## GOAL
Repeat all of the records verbatim.
── ENTRIES SHOWN
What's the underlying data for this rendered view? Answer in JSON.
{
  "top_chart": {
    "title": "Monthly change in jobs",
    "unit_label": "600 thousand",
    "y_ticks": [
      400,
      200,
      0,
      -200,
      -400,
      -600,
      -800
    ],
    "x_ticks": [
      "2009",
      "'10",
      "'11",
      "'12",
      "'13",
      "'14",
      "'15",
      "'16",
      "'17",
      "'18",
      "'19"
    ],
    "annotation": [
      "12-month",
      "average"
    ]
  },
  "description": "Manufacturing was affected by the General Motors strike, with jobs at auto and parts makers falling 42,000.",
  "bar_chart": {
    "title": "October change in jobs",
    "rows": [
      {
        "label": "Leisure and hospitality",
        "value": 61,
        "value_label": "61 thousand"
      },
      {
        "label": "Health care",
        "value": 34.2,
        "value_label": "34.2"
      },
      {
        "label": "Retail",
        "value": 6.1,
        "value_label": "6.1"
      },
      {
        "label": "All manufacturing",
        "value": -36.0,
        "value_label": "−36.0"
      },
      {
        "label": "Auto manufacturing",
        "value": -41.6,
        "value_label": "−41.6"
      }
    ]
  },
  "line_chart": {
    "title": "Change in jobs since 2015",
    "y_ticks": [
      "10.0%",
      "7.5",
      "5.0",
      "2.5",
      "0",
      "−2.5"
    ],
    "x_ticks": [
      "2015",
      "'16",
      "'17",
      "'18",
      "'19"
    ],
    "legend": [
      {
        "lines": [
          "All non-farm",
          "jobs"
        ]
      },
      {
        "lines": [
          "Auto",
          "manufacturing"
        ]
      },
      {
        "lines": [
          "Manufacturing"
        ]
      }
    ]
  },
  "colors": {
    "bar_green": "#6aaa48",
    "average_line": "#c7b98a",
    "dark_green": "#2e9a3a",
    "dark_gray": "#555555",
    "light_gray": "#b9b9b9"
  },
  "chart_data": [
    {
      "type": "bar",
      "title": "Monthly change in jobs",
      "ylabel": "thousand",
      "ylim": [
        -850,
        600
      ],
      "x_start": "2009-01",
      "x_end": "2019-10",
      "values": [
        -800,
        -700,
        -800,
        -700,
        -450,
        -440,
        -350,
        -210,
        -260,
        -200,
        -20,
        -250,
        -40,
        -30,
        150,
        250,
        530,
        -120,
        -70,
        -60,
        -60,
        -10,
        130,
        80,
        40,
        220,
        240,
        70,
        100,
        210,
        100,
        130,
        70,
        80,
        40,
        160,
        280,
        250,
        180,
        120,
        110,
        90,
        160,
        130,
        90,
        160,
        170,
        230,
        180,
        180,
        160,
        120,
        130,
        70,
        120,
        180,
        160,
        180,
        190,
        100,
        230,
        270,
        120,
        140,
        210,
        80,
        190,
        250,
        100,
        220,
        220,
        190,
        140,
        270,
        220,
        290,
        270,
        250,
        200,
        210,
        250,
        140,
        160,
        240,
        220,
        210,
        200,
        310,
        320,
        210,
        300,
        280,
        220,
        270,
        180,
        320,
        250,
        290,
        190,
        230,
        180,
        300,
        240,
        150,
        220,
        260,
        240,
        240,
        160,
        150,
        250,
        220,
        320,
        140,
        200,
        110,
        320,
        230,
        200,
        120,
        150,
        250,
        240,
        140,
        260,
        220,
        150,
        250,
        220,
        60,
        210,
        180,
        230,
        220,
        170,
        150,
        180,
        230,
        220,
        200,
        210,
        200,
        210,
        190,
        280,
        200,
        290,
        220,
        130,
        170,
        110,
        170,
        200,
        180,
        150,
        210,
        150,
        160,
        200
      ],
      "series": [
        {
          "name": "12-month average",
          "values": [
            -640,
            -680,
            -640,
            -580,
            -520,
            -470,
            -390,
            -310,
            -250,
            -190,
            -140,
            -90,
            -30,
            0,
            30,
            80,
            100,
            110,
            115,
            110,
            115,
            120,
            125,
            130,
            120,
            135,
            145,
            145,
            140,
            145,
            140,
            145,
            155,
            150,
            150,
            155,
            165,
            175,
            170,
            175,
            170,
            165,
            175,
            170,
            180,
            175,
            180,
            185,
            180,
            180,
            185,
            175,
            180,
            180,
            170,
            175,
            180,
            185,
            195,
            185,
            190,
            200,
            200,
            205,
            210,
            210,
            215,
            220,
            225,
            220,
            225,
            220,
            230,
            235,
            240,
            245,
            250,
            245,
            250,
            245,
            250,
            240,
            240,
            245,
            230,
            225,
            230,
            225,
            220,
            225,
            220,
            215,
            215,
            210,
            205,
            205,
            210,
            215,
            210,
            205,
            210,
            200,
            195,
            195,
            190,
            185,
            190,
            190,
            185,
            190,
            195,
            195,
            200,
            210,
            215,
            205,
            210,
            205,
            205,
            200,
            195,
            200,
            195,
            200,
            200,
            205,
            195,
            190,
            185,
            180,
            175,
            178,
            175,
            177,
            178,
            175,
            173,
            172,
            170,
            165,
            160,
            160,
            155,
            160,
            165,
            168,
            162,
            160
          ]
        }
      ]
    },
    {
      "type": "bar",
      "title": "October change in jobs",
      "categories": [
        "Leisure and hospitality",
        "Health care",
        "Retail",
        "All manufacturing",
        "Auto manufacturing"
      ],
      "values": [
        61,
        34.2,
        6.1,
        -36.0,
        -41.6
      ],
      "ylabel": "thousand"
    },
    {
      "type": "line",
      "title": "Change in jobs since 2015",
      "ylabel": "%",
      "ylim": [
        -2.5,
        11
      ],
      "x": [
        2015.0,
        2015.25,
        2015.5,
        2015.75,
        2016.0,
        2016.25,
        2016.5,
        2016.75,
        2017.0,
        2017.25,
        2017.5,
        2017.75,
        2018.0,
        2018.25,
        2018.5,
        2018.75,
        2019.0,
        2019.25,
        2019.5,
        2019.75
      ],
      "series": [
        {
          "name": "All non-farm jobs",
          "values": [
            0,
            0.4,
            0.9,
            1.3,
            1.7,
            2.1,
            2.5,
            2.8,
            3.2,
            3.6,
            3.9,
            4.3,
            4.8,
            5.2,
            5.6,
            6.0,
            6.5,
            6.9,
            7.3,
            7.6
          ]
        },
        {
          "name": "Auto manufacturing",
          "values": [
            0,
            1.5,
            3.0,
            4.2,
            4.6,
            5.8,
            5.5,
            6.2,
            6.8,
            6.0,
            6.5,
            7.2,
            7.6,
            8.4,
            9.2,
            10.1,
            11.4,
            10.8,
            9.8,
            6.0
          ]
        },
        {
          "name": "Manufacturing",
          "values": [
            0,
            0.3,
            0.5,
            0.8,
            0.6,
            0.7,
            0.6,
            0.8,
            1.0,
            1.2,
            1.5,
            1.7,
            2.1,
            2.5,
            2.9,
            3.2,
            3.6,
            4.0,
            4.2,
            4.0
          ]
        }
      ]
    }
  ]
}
────
## THE OUTPUT
What's the underlying data for this rendered view? Answer in JSON.
{
  "top_chart": {
    "title": "Monthly change in jobs",
    "unit_label": "600 thousand",
    "y_ticks": [
      400,
      200,
      0,
      -200,
      -400,
      -600,
      -800
    ],
    "x_ticks": [
      "2009",
      "'10",
      "'11",
      "'12",
      "'13",
      "'14",
      "'15",
      "'16",
      "'17",
      "'18",
      "'19"
    ],
    "annotation": [
      "12-month",
      "average"
    ]
  },
  "description": "Manufacturing was affected by the General Motors strike, with jobs at auto and parts makers falling 42,000.",
  "bar_chart": {
    "title": "October change in jobs",
    "rows": [
      {
        "label": "Leisure and hospitality",
        "value": 61,
        "value_label": "61 thousand"
      },
      {
        "label": "Health care",
        "value": 34.2,
        "value_label": "34.2"
      },
      {
        "label": "Retail",
        "value": 6.1,
        "value_label": "6.1"
      },
      {
        "label": "All manufacturing",
        "value": -36.0,
        "value_label": "−36.0"
      },
      {
        "label": "Auto manufacturing",
        "value": -41.6,
        "value_label": "−41.6"
      }
    ]
  },
  "line_chart": {
    "title": "Change in jobs since 2015",
    "y_ticks": [
      "10.0%",
      "7.5",
      "5.0",
      "2.5",
      "0",
      "−2.5"
    ],
    "x_ticks": [
      "2015",
      "'16",
      "'17",
      "'18",
      "'19"
    ],
    "legend": [
      {
        "lines": [
          "All non-farm",
          "jobs"
        ]
      },
      {
        "lines": [
          "Auto",
          "manufacturing"
        ]
      },
      {
        "lines": [
          "Manufacturing"
        ]
      }
    ]
  },
  "colors": {
    "bar_green": "#6aaa48",
    "average_line": "#c7b98a",
    "dark_green": "#2e9a3a",
    "dark_gray": "#555555",
    "light_gray": "#b9b9b9"
  },
  "chart_data": [
    {
      "type": "bar",
      "title": "Monthly change in jobs",
      "ylabel": "thousand",
      "ylim": [
        -850,
        600
      ],
      "x_start": "2009-01",
      "x_end": "2019-10",
      "values": [
        -800,
        -700,
        -800,
        -700,
        -450,
        -440,
        -350,
        -210,
        -260,
        -200,
        -20,
        -250,
        -40,
        -30,
        150,
        250,
        530,
        -120,
        -70,
        -60,
        -60,
        -10,
        130,
        80,
        40,
        220,
        240,
        70,
        100,
        210,
        100,
        130,
        70,
        80,
        40,
        160,
        280,
        250,
        180,
        120,
        110,
        90,
        160,
        130,
        90,
        160,
        170,
        230,
        180,
        180,
        160,
        120,
        130,
        70,
        120,
        180,
        160,
        180,
        190,
        100,
        230,
        270,
        120,
        140,
        210,
        80,
        190,
        250,
        100,
        220,
        220,
        190,
        140,
        270,
        220,
        290,
        270,
        250,
        200,
        210,
        250,
        140,
        160,
        240,
        220,
        210,
        200,
        310,
        320,
        210,
        300,
        280,
        220,
        270,
        180,
        320,
        250,
        290,
        190,
        230,
        180,
        300,
        240,
        150,
        220,
        260,
        240,
        240,
        160,
        150,
        250,
        220,
        320,
        140,
        200,
        110,
        320,
        230,
        200,
        120,
        150,
        250,
        240,
        140,
        260,
        220,
        150,
        250,
        220,
        60,
        210,
        180,
        230,
        220,
        170,
        150,
        180,
        230,
        220,
        200,
        210,
        200,
        210,
        190,
        280,
        200,
        290,
        220,
        130,
        170,
        110,
        170,
        200,
        180,
        150,
        210,
        150,
        160,
        200
      ],
      "series": [
        {
          "name": "12-month average",
          "values": [
            -640,
            -680,
            -640,
            -580,
            -520,
            -470,
            -390,
            -310,
            -250,
            -190,
            -140,
            -90,
            -30,
            0,
            30,
            80,
            100,
            110,
            115,
            110,
            115,
            120,
            125,
            130,
            120,
            135,
            145,
            145,
            140,
            145,
            140,
            145,
            155,
            150,
            150,
            155,
            165,
            175,
            170,
            175,
            170,
            165,
            175,
            170,
            180,
            175,
            180,
            185,
            180,
            180,
            185,
            175,
            180,
            180,
            170,
            175,
            180,
            185,
            195,
            185,
            190,
            200,
            200,
            205,
            210,
            210,
            215,
            220,
            225,
            220,
            225,
            220,
            230,
            235,
            240,
            245,
            250,
            245,
            250,
            245,
            250,
            240,
            240,
            245,
            230,
            225,
            230,
            225,
            220,
            225,
            220,
            215,
            215,
            210,
            205,
            205,
            210,
            215,
            210,
            205,
            210,
            200,
            195,
            195,
            190,
            185,
            190,
            190,
            185,
            190,
            195,
            195,
            200,
            210,
            215,
            205,
            210,
            205,
            205,
            200,
            195,
            200,
            195,
            200,
            200,
            205,
            195,
            190,
            185,
            180,
            175,
            178,
            175,
            177,
            178,
            175,
            173,
            172,
            170,
            165,
            160,
            160,
            155,
            160,
            165,
            168,
            162,
            160
          ]
        }
      ]
    },
    {
      "type": "bar",
      "title": "October change in jobs",
      "categories": [
        "Leisure and hospitality",
        "Health care",
        "Retail",
        "All manufacturing",
        "Auto manufacturing"
      ],
      "values": [
        61,
        34.2,
        6.1,
        -36.0,
        -41.6
      ],
      "ylabel": "thousand"
    },
    {
      "type": "line",
      "title": "Change in jobs since 2015",
      "ylabel": "%",
      "ylim": [
        -2.5,
        11
      ],
      "x": [
        2015.0,
        2015.25,
        2015.5,
        2015.75,
        2016.0,
        2016.25,
        2016.5,
        2016.75,
        2017.0,
        2017.25,
        2017.5,
        2017.75,
        2018.0,
        2018.25,
        2018.5,
        2018.75,
        2019.0,
        2019.25,
        2019.5,
        2019.75
      ],
      "series": [
        {
          "name": "All non-farm jobs",
          "values": [
            0,
            0.4,
            0.9,
            1.3,
            1.7,
            2.1,
            2.5,
            2.8,
            3.2,
            3.6,
            3.9,
            4.3,
            4.8,
            5.2,
            5.6,
            6.0,
            6.5,
            6.9,
            7.3,
            7.6
          ]
        },
        {
          "name": "Auto manufacturing",
          "values": [
            0,
            1.5,
            3.0,
            4.2,
            4.6,
            5.8,
            5.5,
            6.2,
            6.8,
            6.0,
            6.5,
            7.2,
            7.6,
            8.4,
            9.2,
            10.1,
            11.4,
            10.8,
            9.8,
            6.0
          ]
        },
        {
          "name": "Manufacturing",
          "values": [
            0,
            0.3,
            0.5,
            0.8,
            0.6,
            0.7,
            0.6,
            0.8,
            1.0,
            1.2,
            1.5,
            1.7,
            2.1,
            2.5,
            2.9,
            3.2,
            3.6,
            4.0,
            4.2,
            4.0
          ]
        }
      ]
    }
  ]
}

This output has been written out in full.